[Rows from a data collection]
• • • •

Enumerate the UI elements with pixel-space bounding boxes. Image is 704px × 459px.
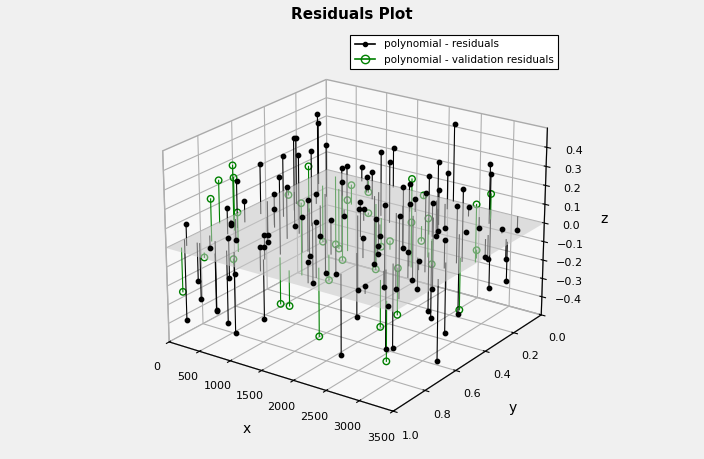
- Legend: polynomial - residuals, polynomial - validation residuals: polynomial - residuals, polynomial - val…: [351, 35, 558, 69]
- X-axis label: x: x: [243, 422, 251, 436]
- Title: Residuals Plot: Residuals Plot: [291, 7, 413, 22]
- Y-axis label: y: y: [509, 401, 517, 415]
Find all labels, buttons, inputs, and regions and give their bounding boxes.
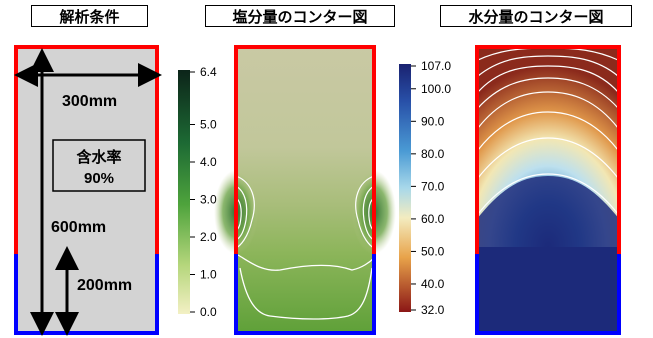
water-contour-map [475,45,621,335]
width-label: 300mm [62,93,117,110]
conditions-diagram: 300mm 含水率 90% 600mm 200mm [14,45,162,336]
moisture-label-1: 含水率 [76,148,121,166]
salt-lower-boundary [234,254,376,335]
water-tick-label: 32.0 [421,303,445,317]
water-tick-label: 70.0 [421,179,445,193]
sub-height-label: 200mm [77,277,132,294]
salt-contour-title: 塩分量のコンター図 [205,5,395,27]
water-colorbar: 107.0 100.0 90.0 80.0 70.0 60.0 50.0 40.0 32.0 [399,59,451,317]
moisture-box [52,139,146,192]
salt-upper-boundary [234,45,376,254]
salt-tick-label: 0.0 [200,305,217,319]
salt-colorbar: 6.4 5.0 4.0 3.0 2.0 1.0 0.0 [178,65,217,319]
moisture-label-2: 90% [84,170,114,187]
conditions-title: 解析条件 [31,5,148,27]
water-tick-label: 107.0 [421,59,451,73]
salt-contour-map [214,45,396,335]
salt-tick-label: 1.0 [200,268,217,282]
water-contour-title: 水分量のコンター図 [440,5,632,27]
water-lower-boundary [475,254,621,335]
salt-tick-label: 4.0 [200,155,217,169]
salt-tick-label: 5.0 [200,118,217,132]
water-tick-label: 50.0 [421,244,445,258]
upper-boundary [14,45,159,254]
water-colorbar-ramp [399,64,411,312]
water-tick-label: 80.0 [421,147,445,161]
salt-colorbar-ramp [178,70,190,314]
salt-tick-label: 2.0 [200,230,217,244]
water-upper-boundary [475,45,621,254]
water-tick-label: 100.0 [421,82,451,96]
water-tick-label: 90.0 [421,114,445,128]
salt-tick-label: 3.0 [200,193,217,207]
salt-tick-label: 6.4 [200,65,217,79]
lower-boundary [14,254,159,335]
water-tick-label: 40.0 [421,277,445,291]
height-label: 600mm [51,219,106,236]
water-tick-label: 60.0 [421,212,445,226]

• • • •

### [GIVEN TASK]
Rewrite the rows above as a JSON list of strings, one string per line, skipping blank lines and the picture lines.

### [FINISHED ANSWER]
[
  "Enumerate the UI elements with pixel-space bounding boxes. Image is 704px × 459px.",
  "- Legend: polynomial - residuals, polynomial - validation residuals: polynomial - residuals, polynomial - val…: [351, 35, 558, 69]",
  "- X-axis label: x: x: [243, 422, 251, 436]",
  "- Title: Residuals Plot: Residuals Plot: [291, 7, 413, 22]",
  "- Y-axis label: y: y: [509, 401, 517, 415]",
  "Find all labels, buttons, inputs, and regions and give their bounding boxes.",
  "water-contour-map [475,45,621,335]",
  "width-label: 300mm [62,93,117,110]",
  "conditions-diagram: 300mm 含水率 90% 600mm 200mm [14,45,162,336]",
  "moisture-label-1: 含水率 [76,148,121,166]",
  "salt-lower-boundary [234,254,376,335]",
  "water-tick-label: 32.0 [421,303,445,317]",
  "water-tick-label: 70.0 [421,179,445,193]",
  "sub-height-label: 200mm [77,277,132,294]",
  "salt-contour-title: 塩分量のコンター図 [205,5,395,27]",
  "water-colorbar: 107.0 100.0 90.0 80.0 70.0 60.0 50.0 40.0 32.0 [399,59,451,317]",
  "moisture-box [52,139,146,192]",
  "salt-upper-boundary [234,45,376,254]",
  "salt-tick-label: 0.0 [200,305,217,319]",
  "salt-colorbar: 6.4 5.0 4.0 3.0 2.0 1.0 0.0 [178,65,217,319]",
  "moisture-label-2: 90% [84,170,114,187]",
  "conditions-title: 解析条件 [31,5,148,27]",
  "water-tick-label: 107.0 [421,59,451,73]",
  "salt-contour-map [214,45,396,335]",
  "salt-tick-label: 1.0 [200,268,217,282]",
  "water-contour-title: 水分量のコンター図 [440,5,632,27]",
  "water-lower-boundary [475,254,621,335]",
  "salt-tick-label: 4.0 [200,155,217,169]",
  "salt-tick-label: 5.0 [200,118,217,132]",
  "water-tick-label: 50.0 [421,244,445,258]",
  "upper-boundary [14,45,159,254]",
  "water-colorbar-ramp [399,64,411,312]",
  "water-tick-label: 80.0 [421,147,445,161]",
  "salt-colorbar-ramp [178,70,190,314]",
  "salt-tick-label: 2.0 [200,230,217,244]",
  "water-upper-boundary [475,45,621,254]",
  "water-tick-label: 100.0 [421,82,451,96]",
  "water-tick-label: 90.0 [421,114,445,128]",
  "salt-tick-label: 3.0 [200,193,217,207]",
  "salt-tick-label: 6.4 [200,65,217,79]",
  "lower-boundary [14,254,159,335]",
  "water-tick-label: 40.0 [421,277,445,291]",
  "height-label: 600mm [51,219,106,236]",
  "water-tick-label: 60.0 [421,212,445,226]"
]